- Goal of the exercise -
Search the listing below for the word "number" and copy each line that holds it.

____

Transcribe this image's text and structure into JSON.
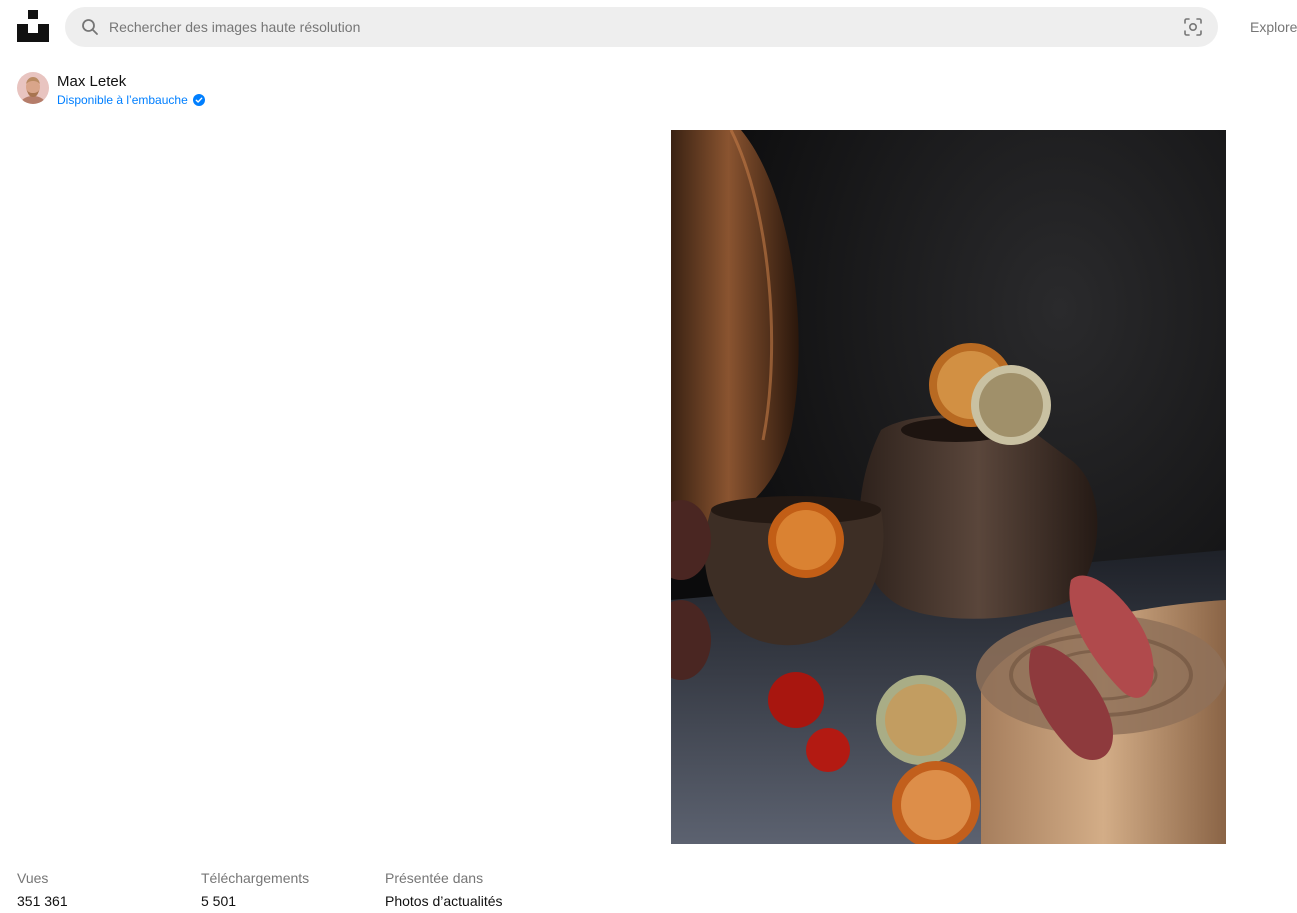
{
  "header": {
    "logo_icon": "unsplash-logo-icon",
    "search": {
      "placeholder": "Rechercher des images haute résolution",
      "value": "",
      "search_icon": "search-icon",
      "visual_search_icon": "visual-search-icon"
    },
    "nav": {
      "explore_label": "Explore"
    }
  },
  "author": {
    "name": "Max Letek",
    "status": "Disponible à l’embauche",
    "status_icon": "verified-check-icon",
    "status_color": "#007fff"
  },
  "photo": {
    "image_icon": "still-life-photo"
  },
  "stats": [
    {
      "label": "Vues",
      "value": "351 361"
    },
    {
      "label": "Téléchargements",
      "value": "5 501"
    },
    {
      "label": "Présentée dans",
      "value": "Photos d’actualités"
    }
  ],
  "colors": {
    "accent": "#007fff",
    "muted_text": "#767676",
    "search_bg": "#eeeeee"
  }
}
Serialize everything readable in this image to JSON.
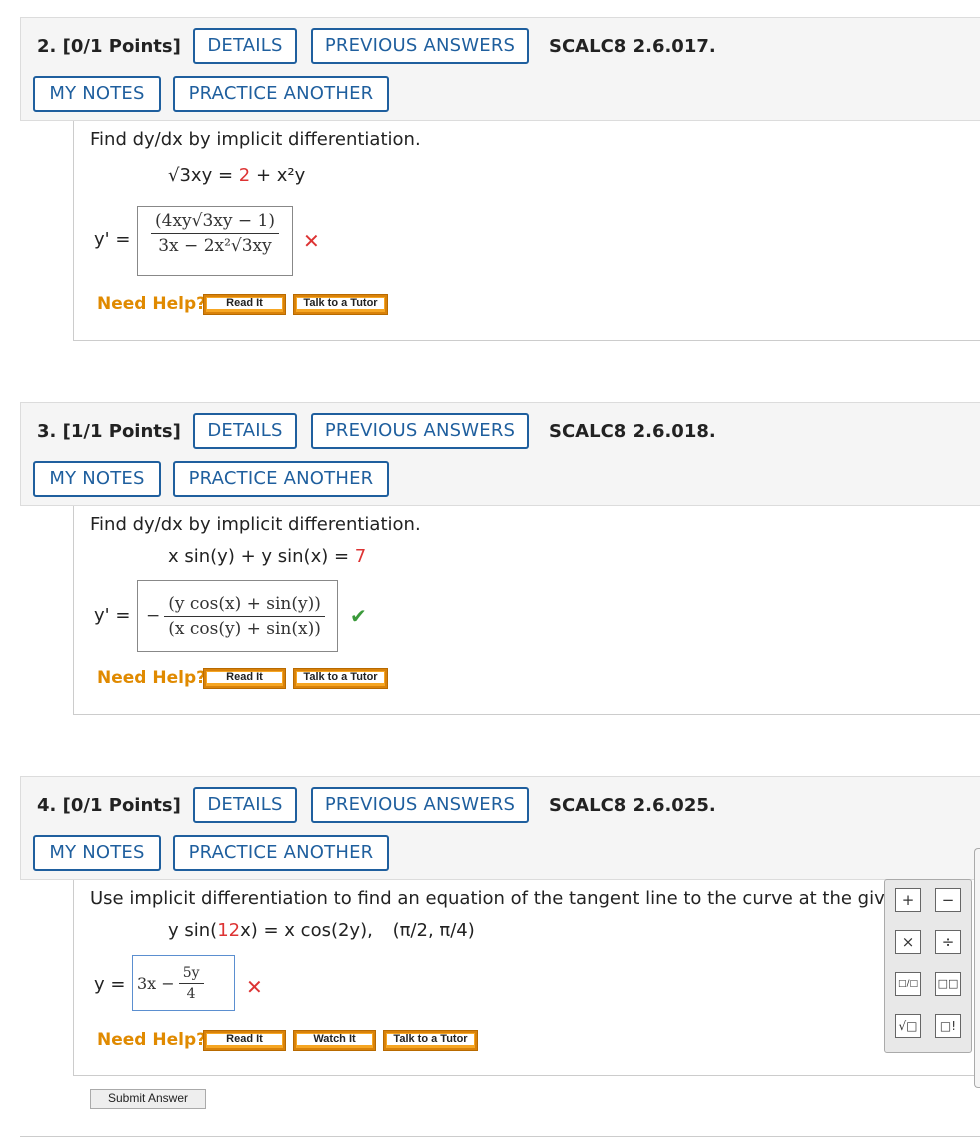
{
  "questions": [
    {
      "number": "2. [0/1 Points]",
      "details": "DETAILS",
      "previous": "PREVIOUS ANSWERS",
      "code": "SCALC8 2.6.017.",
      "notes": "MY NOTES",
      "practice": "PRACTICE ANOTHER",
      "prompt": "Find dy/dx by implicit differentiation.",
      "equation_left": "√3xy",
      "equation_eq": " = ",
      "equation_const": "2",
      "equation_right": " + x²y",
      "answer_label": "y' =",
      "answer_num": "(4xy√3xy − 1)",
      "answer_den": "3x − 2x²√3xy",
      "result": "incorrect",
      "need_help": "Need Help?",
      "help_buttons": [
        "Read It",
        "Talk to a Tutor"
      ]
    },
    {
      "number": "3. [1/1 Points]",
      "details": "DETAILS",
      "previous": "PREVIOUS ANSWERS",
      "code": "SCALC8 2.6.018.",
      "notes": "MY NOTES",
      "practice": "PRACTICE ANOTHER",
      "prompt": "Find dy/dx by implicit differentiation.",
      "equation_left": "x sin(y) + y sin(x)",
      "equation_eq": " = ",
      "equation_const": "7",
      "answer_label": "y' =",
      "answer_sign": "−",
      "answer_num": "(y cos(x) + sin(y))",
      "answer_den": "(x cos(y) + sin(x))",
      "result": "correct",
      "need_help": "Need Help?",
      "help_buttons": [
        "Read It",
        "Talk to a Tutor"
      ]
    },
    {
      "number": "4. [0/1 Points]",
      "details": "DETAILS",
      "previous": "PREVIOUS ANSWERS",
      "code": "SCALC8 2.6.025.",
      "notes": "MY NOTES",
      "practice": "PRACTICE ANOTHER",
      "prompt": "Use implicit differentiation to find an equation of the tangent line to the curve at the giv",
      "equation_a": "y sin(",
      "equation_const": "12",
      "equation_b": "x) = x cos(2y),",
      "point": "(π/2, π/4)",
      "answer_label": "y =",
      "answer_prefix": "3x −",
      "answer_num": "5y",
      "answer_den": "4",
      "result": "incorrect",
      "need_help": "Need Help?",
      "help_buttons": [
        "Read It",
        "Watch It",
        "Talk to a Tutor"
      ],
      "submit": "Submit Answer"
    }
  ],
  "keypad": {
    "keys": [
      "+",
      "−",
      "×",
      "÷",
      "□/□",
      "□□",
      "√□",
      "□!"
    ]
  },
  "marks": {
    "incorrect": "✕",
    "correct": "✔"
  }
}
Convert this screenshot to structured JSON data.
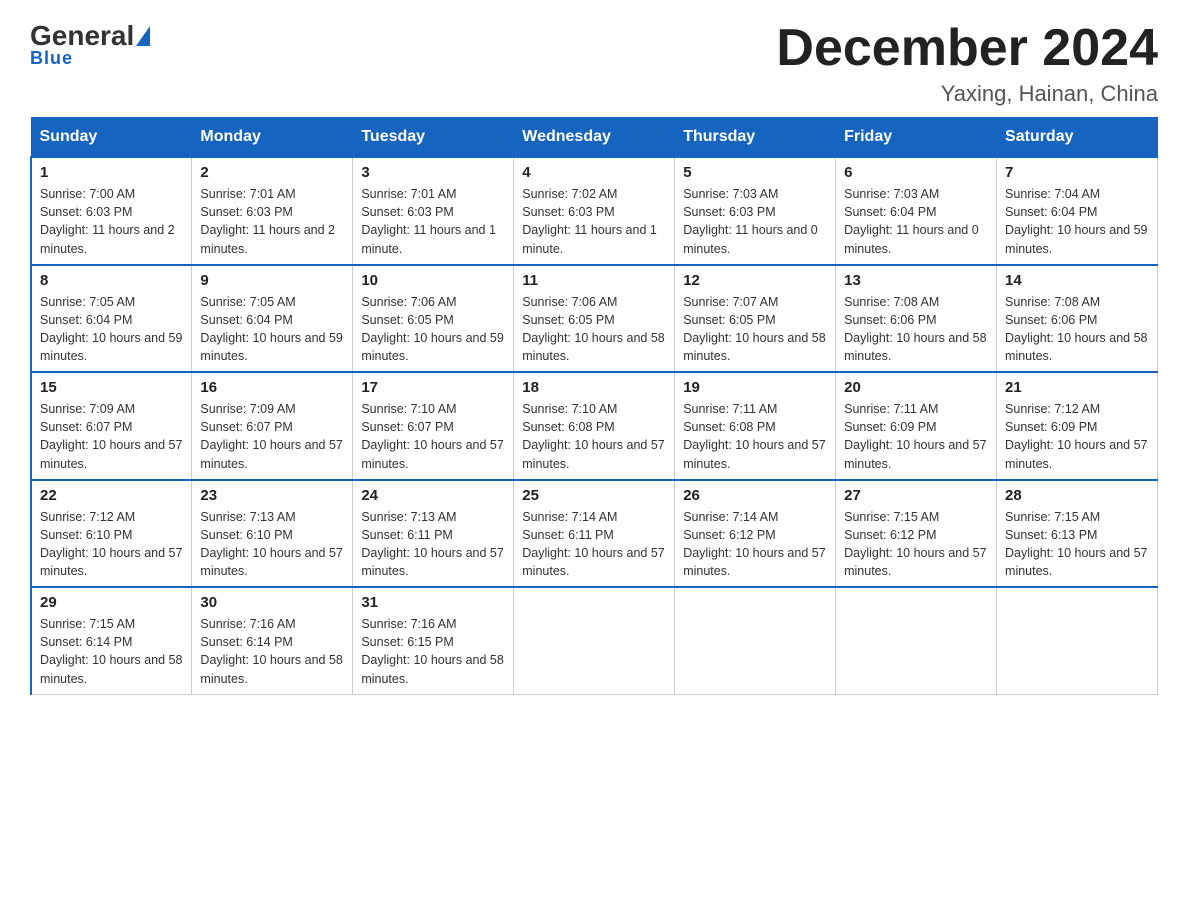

____

- Solution for this problem -
      "number": "2. [0/1 Points]",
      "number": "3. [1/1 Points]",
      "number": "4. [0/1 Points]",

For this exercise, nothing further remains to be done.